◆ **Task goal**: Every line below that contains "this" is to be copied.

◆ **Source data**:

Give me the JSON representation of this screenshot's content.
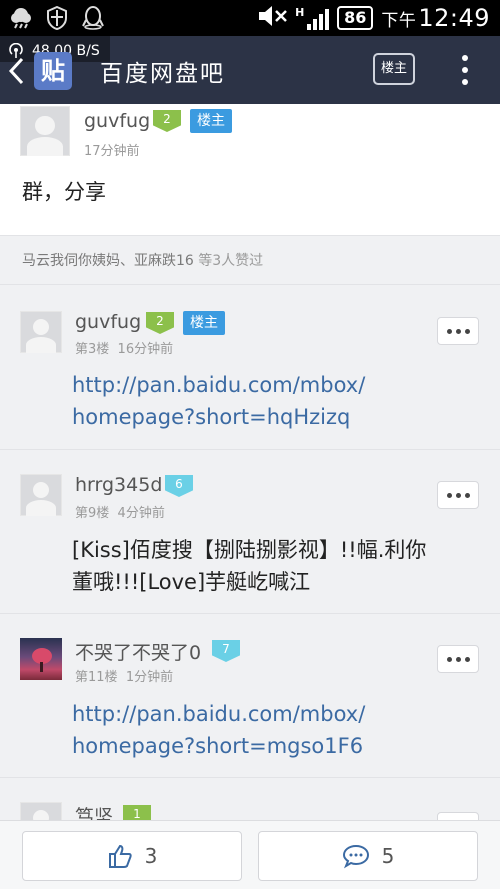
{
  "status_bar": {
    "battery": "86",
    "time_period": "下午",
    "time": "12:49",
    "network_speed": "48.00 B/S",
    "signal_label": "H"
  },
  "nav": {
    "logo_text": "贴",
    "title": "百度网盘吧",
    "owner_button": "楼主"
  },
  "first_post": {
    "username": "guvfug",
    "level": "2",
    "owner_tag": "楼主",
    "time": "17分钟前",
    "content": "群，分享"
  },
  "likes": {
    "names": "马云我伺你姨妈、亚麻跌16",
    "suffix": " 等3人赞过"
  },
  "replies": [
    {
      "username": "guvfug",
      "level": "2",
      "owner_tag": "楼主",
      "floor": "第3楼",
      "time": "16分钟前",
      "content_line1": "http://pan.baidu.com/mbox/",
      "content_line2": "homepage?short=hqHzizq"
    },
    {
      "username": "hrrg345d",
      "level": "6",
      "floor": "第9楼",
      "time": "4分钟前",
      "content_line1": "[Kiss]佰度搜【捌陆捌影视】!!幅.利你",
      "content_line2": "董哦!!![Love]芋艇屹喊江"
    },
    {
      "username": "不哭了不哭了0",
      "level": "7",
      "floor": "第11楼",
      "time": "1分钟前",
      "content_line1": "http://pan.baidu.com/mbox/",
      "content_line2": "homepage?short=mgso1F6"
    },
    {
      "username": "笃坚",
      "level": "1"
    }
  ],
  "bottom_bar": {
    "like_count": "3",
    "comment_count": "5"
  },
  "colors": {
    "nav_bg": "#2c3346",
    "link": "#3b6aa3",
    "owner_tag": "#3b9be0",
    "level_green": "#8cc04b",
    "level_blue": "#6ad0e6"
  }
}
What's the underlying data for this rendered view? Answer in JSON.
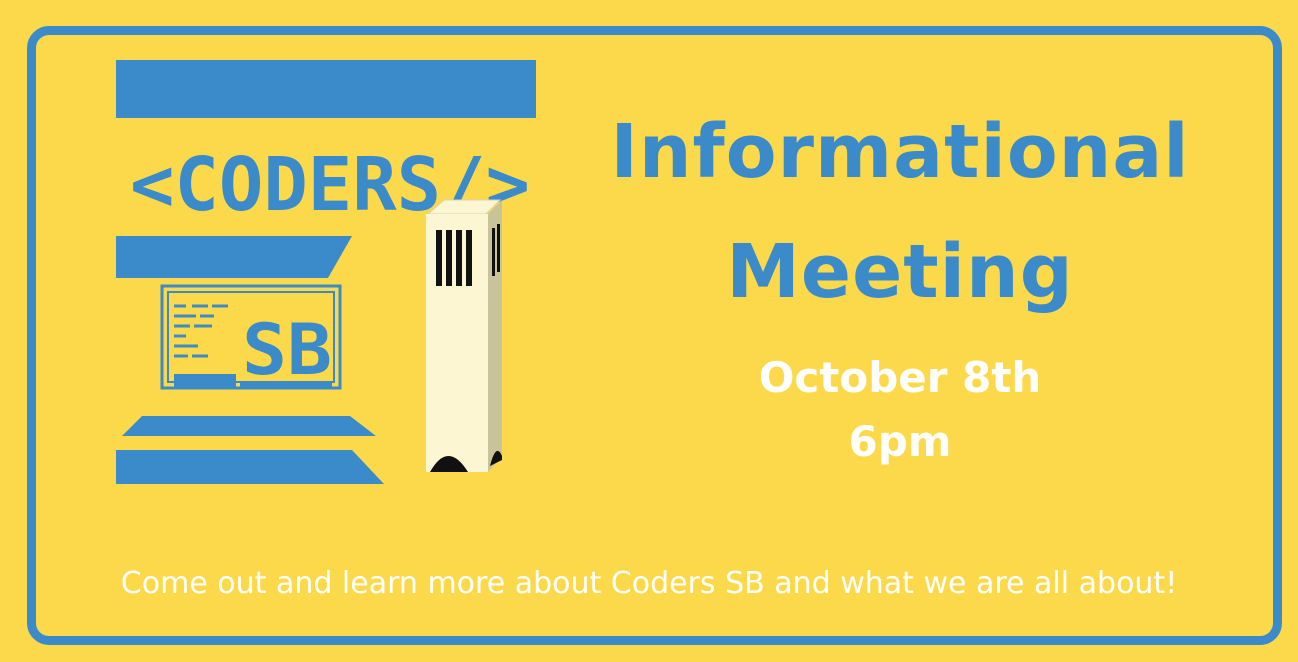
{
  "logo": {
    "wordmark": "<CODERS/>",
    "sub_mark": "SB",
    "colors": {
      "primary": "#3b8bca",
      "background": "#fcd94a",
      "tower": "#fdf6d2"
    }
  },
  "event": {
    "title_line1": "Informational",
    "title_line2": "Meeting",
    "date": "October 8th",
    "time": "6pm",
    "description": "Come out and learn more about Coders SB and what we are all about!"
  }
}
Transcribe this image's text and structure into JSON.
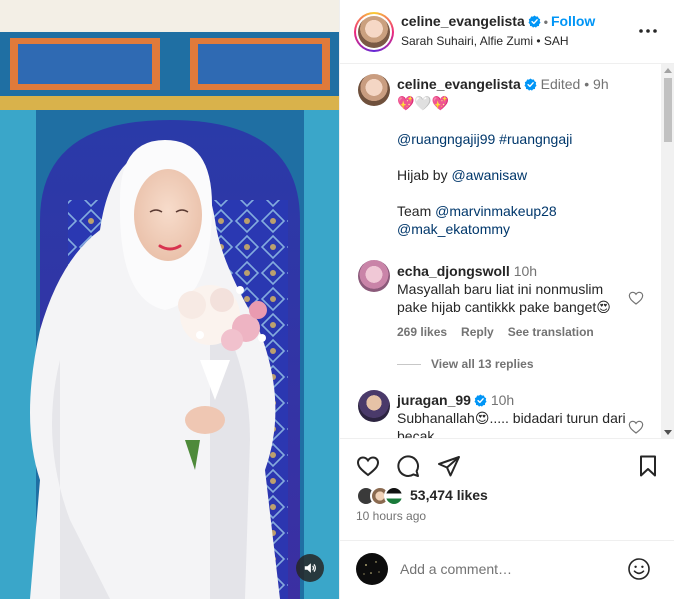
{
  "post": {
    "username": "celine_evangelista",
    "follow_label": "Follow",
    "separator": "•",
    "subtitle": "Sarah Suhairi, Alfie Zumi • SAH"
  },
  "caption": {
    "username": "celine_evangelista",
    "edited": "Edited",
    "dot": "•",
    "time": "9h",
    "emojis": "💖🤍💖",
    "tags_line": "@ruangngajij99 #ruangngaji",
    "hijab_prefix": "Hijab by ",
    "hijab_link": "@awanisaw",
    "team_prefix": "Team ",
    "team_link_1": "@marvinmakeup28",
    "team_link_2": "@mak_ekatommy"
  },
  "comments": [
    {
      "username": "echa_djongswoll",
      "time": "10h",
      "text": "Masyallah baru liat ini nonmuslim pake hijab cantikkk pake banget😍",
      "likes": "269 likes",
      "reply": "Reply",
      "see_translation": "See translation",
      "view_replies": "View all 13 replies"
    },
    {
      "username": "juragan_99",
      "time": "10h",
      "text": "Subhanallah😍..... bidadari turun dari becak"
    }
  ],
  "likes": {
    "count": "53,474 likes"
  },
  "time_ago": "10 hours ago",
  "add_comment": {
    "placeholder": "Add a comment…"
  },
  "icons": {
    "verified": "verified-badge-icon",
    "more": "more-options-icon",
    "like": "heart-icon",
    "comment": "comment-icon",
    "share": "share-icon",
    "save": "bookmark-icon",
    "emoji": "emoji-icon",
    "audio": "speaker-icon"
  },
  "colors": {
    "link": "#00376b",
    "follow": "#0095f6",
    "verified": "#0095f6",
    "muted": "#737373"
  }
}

◆ **Full output**:
Give me the JSON representation of this screenshot's content.
What's the underlying data for this rendered view? Answer in JSON.
Transcribe this image's text and structure into JSON.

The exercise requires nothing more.